Stated task | Pull out every line below that contains the word "vulgaris".

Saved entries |
▬▬▬

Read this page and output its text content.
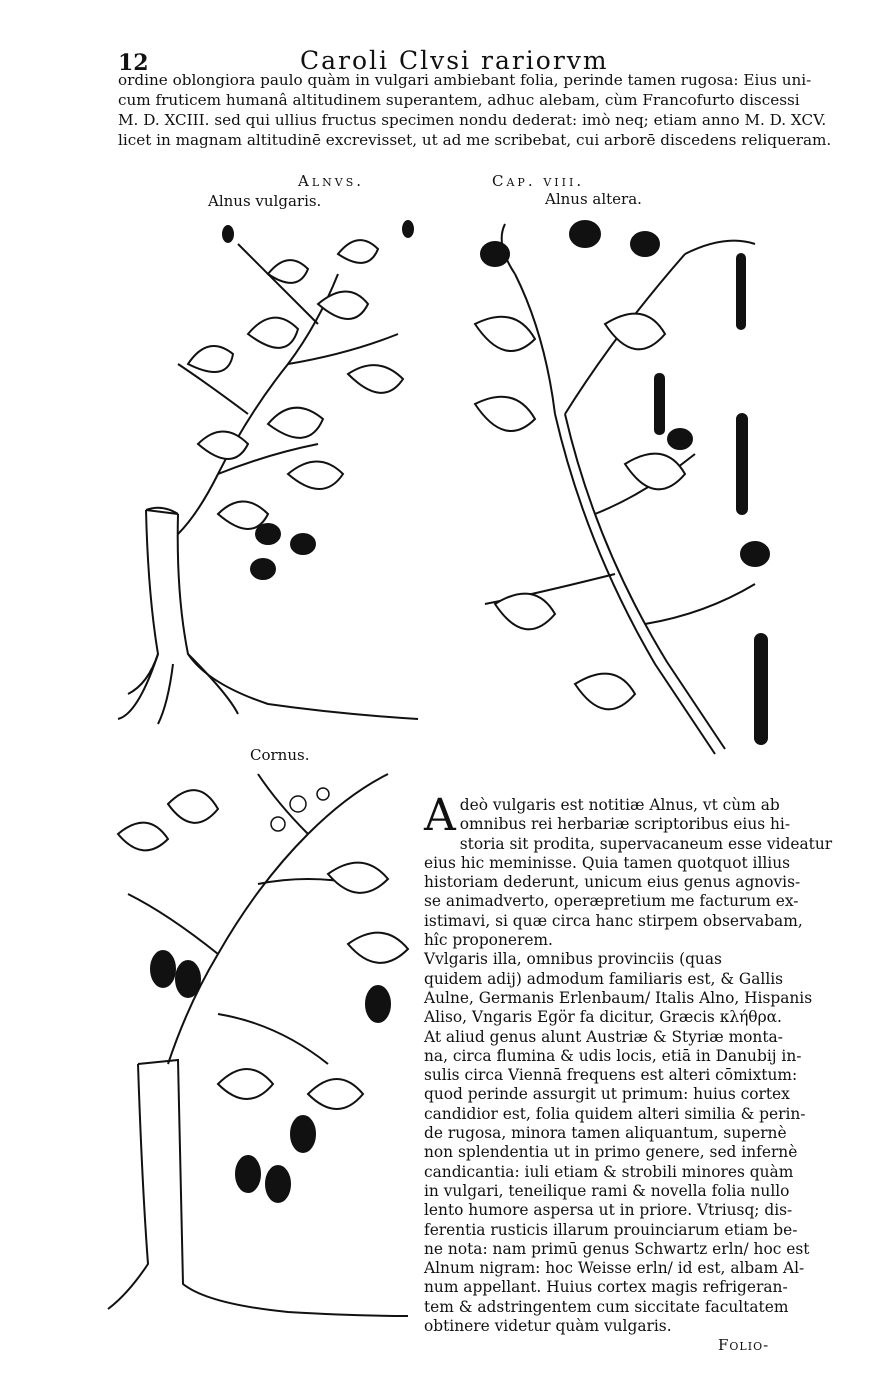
12	Caroli Clvsi rariorvm
ordine oblongiora paulo quàm in vulgari ambiebant folia, perinde tamen rugosa: Eius uni-
cum fruticem humanâ altitudinem superantem, adhuc alebam, cùm Francofurto discessi
M. D. XCIII. sed qui ullius fructus specimen nondu dederat: imò neq; etiam anno M. D. XCV.
licet in magnam altitudinē excrevisset, ut ad me scribebat, cui arborē discedens reliqueram.
Alnvs.	Cap. viii.
Alnus vulgaris.	Alnus altera.
Cornus.
A deò vulgaris est notitiæ Alnus, vt cùm ab
omnibus rei herbariæ scriptoribus eius hi-
storia sit prodita, supervacaneum esse videatur
eius hic meminisse. Quia tamen quotquot illius
historiam dederunt, unicum eius genus agnovis-
se animadverto, operæpretium me facturum ex-
istimavi, si quæ circa hanc stirpem observabam,
hîc proponerem.
Vvlgaris illa, omnibus provinciis (quas
quidem adij) admodum familiaris est, & Gallis
Aulne, Germanis Erlenbaum/ Italis Alno, Hispanis
Aliso, Vngaris Egör fa dicitur, Græcis κλήθρα.
At aliud genus alunt Austriæ & Styriæ monta-
na, circa flumina & udis locis, etiā in Danubij in-
sulis circa Viennā frequens est alteri cōmixtum:
quod perinde assurgit ut primum: huius cortex
candidior est, folia quidem alteri similia & perin-
de rugosa, minora tamen aliquantum, supernè
non splendentia ut in primo genere, sed infernè
candicantia: iuli etiam & strobili minores quàm
in vulgari, teneilique rami & novella folia nullo
lento humore aspersa ut in priore. Vtriusq; dis-
ferentia rusticis illarum prouinciarum etiam be-
ne nota: nam primū genus Schwartz erln/ hoc est
Alnum nigram: hoc Weisse erln/ id est, albam Al-
num appellant. Huius cortex magis refrigeran-
tem & adstringentem cum siccitate facultatem
obtinere videtur quàm vulgaris.
Folio-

▬▬▬

Written solution |
Alnus vulgaris.	Alnus altera.
A deò vulgaris est notitiæ Alnus, vt cùm ab
obtinere videtur quàm vulgaris.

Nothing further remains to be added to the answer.